*Extrait fourni*

++++++++

Colombie : après un premier tour surprise, De la Espriella et Cepeda s’affrontent le 21 juin

1er juin 2026

Un résultat qui renverse les pronostics

Le premier tour de l’élection présidentielle colombienne, tenu dimanche 31 mai, a produit un résultat inattendu. Le candidat d’extrême droite Abelardo de la Espriella, de la coalition Defensores de la Patria, est arrivé en tête avec 43,7 % des suffrages, devançant Iván Cepeda, candidat de gauche du Pacte historique et successeur désigné du président sortant Gustavo Petro, qui obtient 40,9 %. Les sondages plaçaient pourtant Cepeda largement en tête, avec entre 35 et 45 % des intentions de vote, contre 21 à 31 % pour De la Espriella. La troisième candidate, Paloma Valencia, sénatrice de 48 ans soutenue par l’ex-président Alvaro Uribe et longtemps présentée comme la principale figure de la droite traditionnelle, recueille moins de 7 % des voix. Les deux finalistes s’affronteront au second tour le 21 juin.

++++++++

*Données affichées*

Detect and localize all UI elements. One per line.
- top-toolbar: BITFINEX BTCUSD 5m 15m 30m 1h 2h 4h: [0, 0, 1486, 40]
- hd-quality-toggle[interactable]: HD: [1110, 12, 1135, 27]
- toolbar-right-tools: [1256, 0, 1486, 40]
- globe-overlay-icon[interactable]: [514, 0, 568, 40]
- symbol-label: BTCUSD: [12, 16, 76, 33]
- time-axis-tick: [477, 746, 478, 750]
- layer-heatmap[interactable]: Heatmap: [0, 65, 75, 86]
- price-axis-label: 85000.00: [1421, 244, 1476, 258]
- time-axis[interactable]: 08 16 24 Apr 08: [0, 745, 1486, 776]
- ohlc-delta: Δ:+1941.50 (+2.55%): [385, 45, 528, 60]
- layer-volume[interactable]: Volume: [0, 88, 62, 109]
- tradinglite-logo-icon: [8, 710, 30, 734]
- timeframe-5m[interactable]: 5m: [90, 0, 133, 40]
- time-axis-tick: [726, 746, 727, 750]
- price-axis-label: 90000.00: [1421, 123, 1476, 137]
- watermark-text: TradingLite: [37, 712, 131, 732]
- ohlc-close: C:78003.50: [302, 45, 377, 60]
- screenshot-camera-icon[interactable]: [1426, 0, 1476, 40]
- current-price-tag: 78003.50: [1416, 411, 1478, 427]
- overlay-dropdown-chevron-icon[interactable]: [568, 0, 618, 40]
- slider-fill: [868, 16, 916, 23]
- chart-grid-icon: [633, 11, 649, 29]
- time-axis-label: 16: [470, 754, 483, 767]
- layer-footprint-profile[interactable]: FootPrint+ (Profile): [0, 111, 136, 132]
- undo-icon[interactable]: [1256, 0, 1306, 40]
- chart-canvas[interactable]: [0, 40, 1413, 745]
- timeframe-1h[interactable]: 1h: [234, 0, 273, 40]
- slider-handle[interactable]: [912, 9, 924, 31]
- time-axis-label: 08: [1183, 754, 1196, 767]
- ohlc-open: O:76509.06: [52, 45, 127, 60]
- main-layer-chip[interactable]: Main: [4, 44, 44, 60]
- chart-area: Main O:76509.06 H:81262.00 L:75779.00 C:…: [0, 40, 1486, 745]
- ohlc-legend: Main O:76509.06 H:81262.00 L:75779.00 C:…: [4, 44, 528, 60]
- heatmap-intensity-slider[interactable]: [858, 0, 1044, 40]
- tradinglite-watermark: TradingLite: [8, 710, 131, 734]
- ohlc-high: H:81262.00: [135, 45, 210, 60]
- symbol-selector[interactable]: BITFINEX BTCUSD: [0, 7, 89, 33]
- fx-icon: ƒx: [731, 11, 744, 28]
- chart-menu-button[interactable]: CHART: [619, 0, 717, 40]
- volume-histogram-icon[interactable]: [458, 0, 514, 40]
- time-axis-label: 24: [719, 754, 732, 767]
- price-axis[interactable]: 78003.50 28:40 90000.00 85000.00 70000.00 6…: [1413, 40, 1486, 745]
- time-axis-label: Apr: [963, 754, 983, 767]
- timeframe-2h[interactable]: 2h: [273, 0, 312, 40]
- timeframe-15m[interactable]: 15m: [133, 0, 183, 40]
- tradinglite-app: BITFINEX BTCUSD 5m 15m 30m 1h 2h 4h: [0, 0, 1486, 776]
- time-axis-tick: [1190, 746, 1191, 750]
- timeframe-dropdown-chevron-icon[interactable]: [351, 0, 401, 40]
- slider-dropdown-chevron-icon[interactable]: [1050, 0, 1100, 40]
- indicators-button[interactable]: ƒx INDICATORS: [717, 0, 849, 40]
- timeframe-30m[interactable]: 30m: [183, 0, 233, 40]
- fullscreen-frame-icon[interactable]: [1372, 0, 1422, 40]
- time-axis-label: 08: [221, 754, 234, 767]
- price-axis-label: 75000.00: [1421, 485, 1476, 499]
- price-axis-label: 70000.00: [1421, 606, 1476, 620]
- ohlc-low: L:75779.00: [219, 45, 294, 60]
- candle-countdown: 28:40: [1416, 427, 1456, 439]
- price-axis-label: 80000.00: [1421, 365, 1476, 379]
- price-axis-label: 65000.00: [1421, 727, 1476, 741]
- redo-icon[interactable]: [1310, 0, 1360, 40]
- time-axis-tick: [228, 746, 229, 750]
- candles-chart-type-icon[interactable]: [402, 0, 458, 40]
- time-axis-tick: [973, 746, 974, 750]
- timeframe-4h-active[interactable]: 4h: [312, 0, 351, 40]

++++++++

*Tâche à réaliser*
Recopiez intégralement, sans la moindre modification, l'extrait consacré au premier tour de l'élection présidentielle colombienne. Ces données proviennent d'une autre source que l'extrait.

*Exercice terminé*
Colombie : après un premier tour surprise, De la Espriella et Cepeda s’affrontent le 21 juin

1er juin 2026

Un résultat qui renverse les pronostics

Le premier tour de l’élection présidentielle colombienne, tenu dimanche 31 mai, a produit un résultat inattendu. Le candidat d’extrême droite Abelardo de la Espriella, de la coalition Defensores de la Patria, est arrivé en tête avec 43,7 % des suffrages, devançant Iván Cepeda, candidat de gauche du Pacte historique et successeur désigné du président sortant Gustavo Petro, qui obtient 40,9 %. Les sondages plaçaient pourtant Cepeda largement en tête, avec entre 35 et 45 % des intentions de vote, contre 21 à 31 % pour De la Espriella. La troisième candidate, Paloma Valencia, sénatrice de 48 ans soutenue par l’ex-président Alvaro Uribe et longtemps présentée comme la principale figure de la droite traditionnelle, recueille moins de 7 % des voix. Les deux finalistes s’affronteront au second tour le 21 juin.